■ **Goal**:
Each line in the entries below that holds the string "username" is to be listed.

■ **Data entries**:
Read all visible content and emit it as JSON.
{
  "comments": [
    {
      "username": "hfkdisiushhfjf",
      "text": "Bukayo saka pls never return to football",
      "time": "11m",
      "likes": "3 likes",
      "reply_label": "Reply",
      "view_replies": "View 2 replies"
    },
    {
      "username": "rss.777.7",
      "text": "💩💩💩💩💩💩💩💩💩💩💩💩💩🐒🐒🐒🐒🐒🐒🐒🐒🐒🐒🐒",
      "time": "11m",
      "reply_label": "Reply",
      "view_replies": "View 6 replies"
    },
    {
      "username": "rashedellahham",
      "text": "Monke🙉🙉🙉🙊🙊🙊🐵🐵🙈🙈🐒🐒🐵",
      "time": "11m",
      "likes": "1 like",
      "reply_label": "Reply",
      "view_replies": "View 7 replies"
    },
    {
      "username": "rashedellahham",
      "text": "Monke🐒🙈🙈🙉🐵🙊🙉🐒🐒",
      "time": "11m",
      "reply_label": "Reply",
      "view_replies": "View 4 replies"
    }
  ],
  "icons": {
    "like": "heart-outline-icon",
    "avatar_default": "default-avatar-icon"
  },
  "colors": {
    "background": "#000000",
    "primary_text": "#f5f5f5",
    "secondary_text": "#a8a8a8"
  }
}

■ **Exercise result**:
      "username": "hfkdisiushhfjf",
      "username": "rss.777.7",
      "username": "rashedellahham",
      "username": "rashedellahham",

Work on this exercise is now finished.